(Beginning of Data for analysis)
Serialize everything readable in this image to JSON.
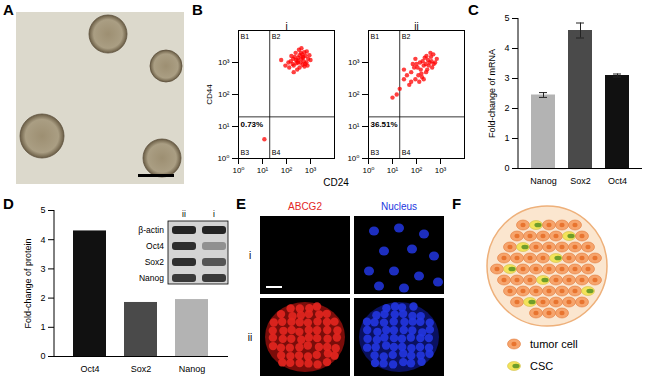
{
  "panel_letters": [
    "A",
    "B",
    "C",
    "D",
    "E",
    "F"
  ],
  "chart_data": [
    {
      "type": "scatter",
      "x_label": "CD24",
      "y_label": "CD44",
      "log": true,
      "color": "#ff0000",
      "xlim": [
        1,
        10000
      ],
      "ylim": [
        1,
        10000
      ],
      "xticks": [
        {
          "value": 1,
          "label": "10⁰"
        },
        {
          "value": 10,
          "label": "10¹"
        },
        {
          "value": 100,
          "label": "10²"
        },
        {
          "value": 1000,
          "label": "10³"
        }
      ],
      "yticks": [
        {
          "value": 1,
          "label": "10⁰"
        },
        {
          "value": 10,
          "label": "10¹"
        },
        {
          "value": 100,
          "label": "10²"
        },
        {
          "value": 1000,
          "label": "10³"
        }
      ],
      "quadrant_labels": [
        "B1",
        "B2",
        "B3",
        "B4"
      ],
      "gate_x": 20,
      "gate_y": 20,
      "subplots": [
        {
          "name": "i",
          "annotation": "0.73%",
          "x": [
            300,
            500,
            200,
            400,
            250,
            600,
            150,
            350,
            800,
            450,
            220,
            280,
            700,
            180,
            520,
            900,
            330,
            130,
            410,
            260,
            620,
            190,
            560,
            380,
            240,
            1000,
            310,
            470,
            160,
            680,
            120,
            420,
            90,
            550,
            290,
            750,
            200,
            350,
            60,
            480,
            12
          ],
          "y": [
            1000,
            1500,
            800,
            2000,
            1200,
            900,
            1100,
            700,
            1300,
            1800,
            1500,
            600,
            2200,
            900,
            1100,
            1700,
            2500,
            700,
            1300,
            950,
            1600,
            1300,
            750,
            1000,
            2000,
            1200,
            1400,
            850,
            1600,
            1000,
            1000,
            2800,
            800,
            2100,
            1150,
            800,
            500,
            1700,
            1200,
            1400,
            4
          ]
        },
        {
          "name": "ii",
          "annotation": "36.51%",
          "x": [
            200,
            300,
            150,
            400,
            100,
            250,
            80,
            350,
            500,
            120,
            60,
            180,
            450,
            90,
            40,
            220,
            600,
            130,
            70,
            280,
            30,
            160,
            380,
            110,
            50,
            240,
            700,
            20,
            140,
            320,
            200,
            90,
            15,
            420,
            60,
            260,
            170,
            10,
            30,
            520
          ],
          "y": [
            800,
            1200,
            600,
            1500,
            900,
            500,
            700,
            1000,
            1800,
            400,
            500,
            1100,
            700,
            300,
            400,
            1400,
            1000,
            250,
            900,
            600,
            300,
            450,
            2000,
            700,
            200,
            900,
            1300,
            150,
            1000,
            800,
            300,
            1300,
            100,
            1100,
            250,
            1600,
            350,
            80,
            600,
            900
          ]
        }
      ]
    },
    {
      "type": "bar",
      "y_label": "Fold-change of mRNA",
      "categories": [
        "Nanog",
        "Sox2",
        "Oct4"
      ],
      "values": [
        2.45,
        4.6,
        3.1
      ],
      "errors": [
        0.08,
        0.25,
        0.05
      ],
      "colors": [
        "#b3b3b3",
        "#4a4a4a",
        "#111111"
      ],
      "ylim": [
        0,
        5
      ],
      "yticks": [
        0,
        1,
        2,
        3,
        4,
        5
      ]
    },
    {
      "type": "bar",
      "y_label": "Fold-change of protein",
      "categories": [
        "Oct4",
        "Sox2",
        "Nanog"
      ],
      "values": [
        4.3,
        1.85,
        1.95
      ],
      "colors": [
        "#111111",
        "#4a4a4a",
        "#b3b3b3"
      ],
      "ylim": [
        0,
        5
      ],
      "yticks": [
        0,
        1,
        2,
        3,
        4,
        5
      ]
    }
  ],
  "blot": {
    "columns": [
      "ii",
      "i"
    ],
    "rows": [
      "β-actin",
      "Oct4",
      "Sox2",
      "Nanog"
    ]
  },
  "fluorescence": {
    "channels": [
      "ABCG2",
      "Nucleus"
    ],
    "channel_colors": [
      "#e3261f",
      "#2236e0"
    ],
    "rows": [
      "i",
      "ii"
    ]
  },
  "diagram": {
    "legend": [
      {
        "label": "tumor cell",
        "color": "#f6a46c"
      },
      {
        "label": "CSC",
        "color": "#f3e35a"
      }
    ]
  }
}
(End of Data for analysis)
The expected answer holds each line from the listing above where the string "change" is present.

      "y_label": "Fold-change of mRNA",
      "y_label": "Fold-change of protein",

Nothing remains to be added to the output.